Give the material again in full, matching it exactly.

Items listed in a dataset:
________________________
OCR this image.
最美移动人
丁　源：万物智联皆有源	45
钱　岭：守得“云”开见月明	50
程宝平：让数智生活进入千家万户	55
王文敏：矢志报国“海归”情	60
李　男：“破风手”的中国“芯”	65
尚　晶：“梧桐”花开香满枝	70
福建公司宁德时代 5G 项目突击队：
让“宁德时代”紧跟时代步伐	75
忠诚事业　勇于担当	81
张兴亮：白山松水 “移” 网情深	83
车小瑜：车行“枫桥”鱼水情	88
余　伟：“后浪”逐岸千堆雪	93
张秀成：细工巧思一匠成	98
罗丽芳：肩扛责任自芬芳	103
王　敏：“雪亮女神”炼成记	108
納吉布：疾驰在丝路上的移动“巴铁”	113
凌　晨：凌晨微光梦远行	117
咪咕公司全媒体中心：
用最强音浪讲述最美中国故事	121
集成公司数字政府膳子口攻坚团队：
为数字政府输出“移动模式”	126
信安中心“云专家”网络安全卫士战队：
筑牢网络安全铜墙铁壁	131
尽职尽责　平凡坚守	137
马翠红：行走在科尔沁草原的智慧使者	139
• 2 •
________________________
In response:
OCR this image.
最美移动人
丁　源：万物智联皆有源	45
钱　岭：守得“云”开见月明	50
程宝平：让数智生活进入千家万户	55
王文敏：矢志报国“海归”情	60
李　男：“破风手”的中国“芯”	65
尚　晶：“梧桐”花开香满枝	70
福建公司宁德时代 5G 项目突击队：
让“宁德时代”紧跟时代步伐	75
忠诚事业　勇于担当	81
张兴亮：白山松水 “移” 网情深	83
车小瑜：车行“枫桥”鱼水情	88
余　伟：“后浪”逐岸千堆雪	93
张秀成：细工巧思一匠成	98
罗丽芳：肩扛责任自芬芳	103
王　敏：“雪亮女神”炼成记	108
納吉布：疾驰在丝路上的移动“巴铁”	113
凌　晨：凌晨微光梦远行	117
咪咕公司全媒体中心：
用最强音浪讲述最美中国故事	121
集成公司数字政府膳子口攻坚团队：
为数字政府输出“移动模式”	126
信安中心“云专家”网络安全卫士战队：
筑牢网络安全铜墙铁壁	131
尽职尽责　平凡坚守	137
马翠红：行走在科尔沁草原的智慧使者	139
• 2 •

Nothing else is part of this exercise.